Prompt: Locate "Extract the structured" in the data below, then output the line it is on and all following lines through the last, word for word. Skip any pictures.

------ Material provided

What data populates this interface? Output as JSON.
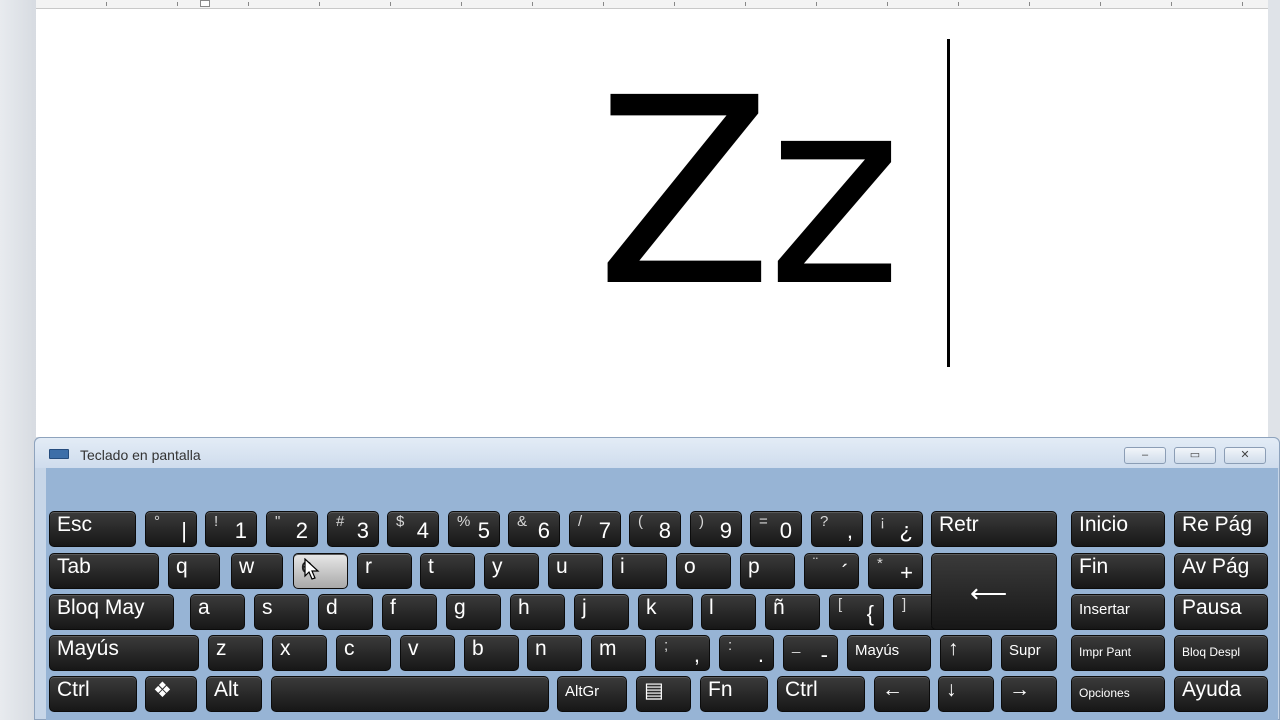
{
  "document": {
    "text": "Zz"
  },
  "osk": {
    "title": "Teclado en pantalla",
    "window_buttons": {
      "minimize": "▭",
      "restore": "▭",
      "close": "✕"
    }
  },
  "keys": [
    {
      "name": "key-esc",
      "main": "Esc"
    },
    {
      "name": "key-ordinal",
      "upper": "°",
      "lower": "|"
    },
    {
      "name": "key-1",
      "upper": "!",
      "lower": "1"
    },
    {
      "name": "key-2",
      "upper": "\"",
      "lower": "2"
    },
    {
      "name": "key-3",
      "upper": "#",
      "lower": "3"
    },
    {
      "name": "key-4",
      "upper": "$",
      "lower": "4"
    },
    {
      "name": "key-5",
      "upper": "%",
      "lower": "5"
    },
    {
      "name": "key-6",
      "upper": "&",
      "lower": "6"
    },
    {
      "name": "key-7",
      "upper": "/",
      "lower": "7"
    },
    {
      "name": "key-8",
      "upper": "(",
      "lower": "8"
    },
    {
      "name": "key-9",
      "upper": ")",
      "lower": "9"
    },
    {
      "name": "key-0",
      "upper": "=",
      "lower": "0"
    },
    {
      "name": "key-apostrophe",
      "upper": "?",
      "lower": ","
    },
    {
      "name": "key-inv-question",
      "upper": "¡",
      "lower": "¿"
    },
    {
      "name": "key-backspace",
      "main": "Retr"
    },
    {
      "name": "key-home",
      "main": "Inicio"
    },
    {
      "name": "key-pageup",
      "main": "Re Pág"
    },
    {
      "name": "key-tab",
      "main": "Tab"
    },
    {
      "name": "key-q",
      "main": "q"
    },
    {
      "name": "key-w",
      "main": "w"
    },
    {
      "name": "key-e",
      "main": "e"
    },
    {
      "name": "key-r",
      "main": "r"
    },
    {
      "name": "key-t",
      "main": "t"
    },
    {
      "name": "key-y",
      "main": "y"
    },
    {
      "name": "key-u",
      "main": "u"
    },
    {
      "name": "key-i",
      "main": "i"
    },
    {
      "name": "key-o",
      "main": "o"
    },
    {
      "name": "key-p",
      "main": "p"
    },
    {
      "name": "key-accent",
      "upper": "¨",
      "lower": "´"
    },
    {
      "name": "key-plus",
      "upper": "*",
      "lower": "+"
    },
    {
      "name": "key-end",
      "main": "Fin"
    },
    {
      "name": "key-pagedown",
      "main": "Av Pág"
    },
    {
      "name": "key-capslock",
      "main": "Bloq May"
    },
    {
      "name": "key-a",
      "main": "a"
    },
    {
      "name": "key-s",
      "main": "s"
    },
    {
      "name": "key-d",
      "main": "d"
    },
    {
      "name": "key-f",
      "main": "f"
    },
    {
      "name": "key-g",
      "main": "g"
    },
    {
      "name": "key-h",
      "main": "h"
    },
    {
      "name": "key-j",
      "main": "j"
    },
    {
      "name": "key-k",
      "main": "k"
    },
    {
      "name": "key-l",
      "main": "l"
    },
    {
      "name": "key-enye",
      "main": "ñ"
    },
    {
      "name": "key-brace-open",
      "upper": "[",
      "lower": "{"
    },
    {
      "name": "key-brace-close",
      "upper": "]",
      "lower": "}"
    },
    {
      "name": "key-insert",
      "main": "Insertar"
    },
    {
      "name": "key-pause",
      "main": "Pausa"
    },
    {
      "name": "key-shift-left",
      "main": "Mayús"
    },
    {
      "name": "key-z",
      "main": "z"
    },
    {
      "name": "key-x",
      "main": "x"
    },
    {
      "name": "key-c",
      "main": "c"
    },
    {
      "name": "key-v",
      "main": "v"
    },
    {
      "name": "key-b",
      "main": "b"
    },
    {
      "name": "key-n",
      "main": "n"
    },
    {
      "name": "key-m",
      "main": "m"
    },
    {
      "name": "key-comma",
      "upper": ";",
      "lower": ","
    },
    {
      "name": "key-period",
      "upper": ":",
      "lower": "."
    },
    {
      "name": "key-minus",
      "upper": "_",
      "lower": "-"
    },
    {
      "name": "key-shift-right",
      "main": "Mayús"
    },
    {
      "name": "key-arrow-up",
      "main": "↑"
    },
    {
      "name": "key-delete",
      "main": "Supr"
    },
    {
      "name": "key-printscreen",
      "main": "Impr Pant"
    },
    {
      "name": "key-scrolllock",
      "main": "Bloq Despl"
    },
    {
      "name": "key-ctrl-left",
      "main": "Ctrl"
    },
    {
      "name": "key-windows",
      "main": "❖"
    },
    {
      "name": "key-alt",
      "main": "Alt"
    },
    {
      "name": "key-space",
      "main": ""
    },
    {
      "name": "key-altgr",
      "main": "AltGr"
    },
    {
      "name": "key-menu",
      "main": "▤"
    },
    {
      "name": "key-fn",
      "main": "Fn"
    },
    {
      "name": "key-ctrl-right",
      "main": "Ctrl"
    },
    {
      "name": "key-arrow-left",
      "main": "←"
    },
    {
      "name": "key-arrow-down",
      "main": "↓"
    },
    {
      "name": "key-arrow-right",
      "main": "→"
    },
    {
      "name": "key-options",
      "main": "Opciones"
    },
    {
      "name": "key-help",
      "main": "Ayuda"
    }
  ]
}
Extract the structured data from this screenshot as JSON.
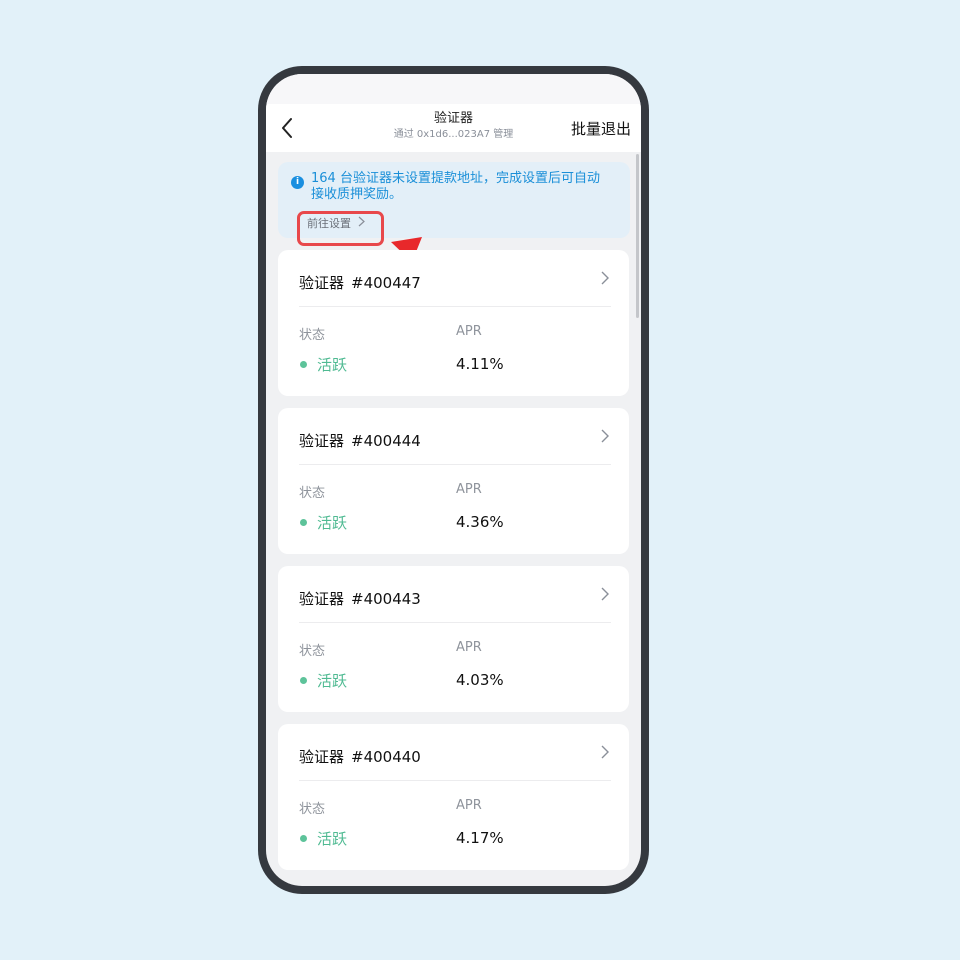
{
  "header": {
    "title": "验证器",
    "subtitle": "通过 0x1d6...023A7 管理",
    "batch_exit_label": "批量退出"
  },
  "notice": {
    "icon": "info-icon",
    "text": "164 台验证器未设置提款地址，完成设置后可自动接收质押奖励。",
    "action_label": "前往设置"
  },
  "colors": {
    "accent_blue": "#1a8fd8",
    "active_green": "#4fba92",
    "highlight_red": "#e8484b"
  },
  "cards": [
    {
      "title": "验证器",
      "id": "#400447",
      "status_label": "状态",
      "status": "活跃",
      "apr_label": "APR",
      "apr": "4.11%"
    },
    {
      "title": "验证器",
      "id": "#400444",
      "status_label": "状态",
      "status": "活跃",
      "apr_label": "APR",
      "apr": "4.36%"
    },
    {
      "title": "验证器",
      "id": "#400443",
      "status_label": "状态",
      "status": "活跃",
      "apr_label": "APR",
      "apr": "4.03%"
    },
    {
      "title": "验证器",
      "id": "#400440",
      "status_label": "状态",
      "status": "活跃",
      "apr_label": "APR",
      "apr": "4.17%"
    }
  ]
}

------------

Output below:
Extract the structured data from this screenshot as JSON.
{
  "header": {
    "title": "验证器",
    "subtitle": "通过 0x1d6...023A7 管理",
    "batch_exit_label": "批量退出"
  },
  "notice": {
    "icon": "info-icon",
    "text": "164 台验证器未设置提款地址，完成设置后可自动接收质押奖励。",
    "action_label": "前往设置"
  },
  "colors": {
    "accent_blue": "#1a8fd8",
    "active_green": "#4fba92",
    "highlight_red": "#e8484b"
  },
  "cards": [
    {
      "title": "验证器",
      "id": "#400447",
      "status_label": "状态",
      "status": "活跃",
      "apr_label": "APR",
      "apr": "4.11%"
    },
    {
      "title": "验证器",
      "id": "#400444",
      "status_label": "状态",
      "status": "活跃",
      "apr_label": "APR",
      "apr": "4.36%"
    },
    {
      "title": "验证器",
      "id": "#400443",
      "status_label": "状态",
      "status": "活跃",
      "apr_label": "APR",
      "apr": "4.03%"
    },
    {
      "title": "验证器",
      "id": "#400440",
      "status_label": "状态",
      "status": "活跃",
      "apr_label": "APR",
      "apr": "4.17%"
    }
  ]
}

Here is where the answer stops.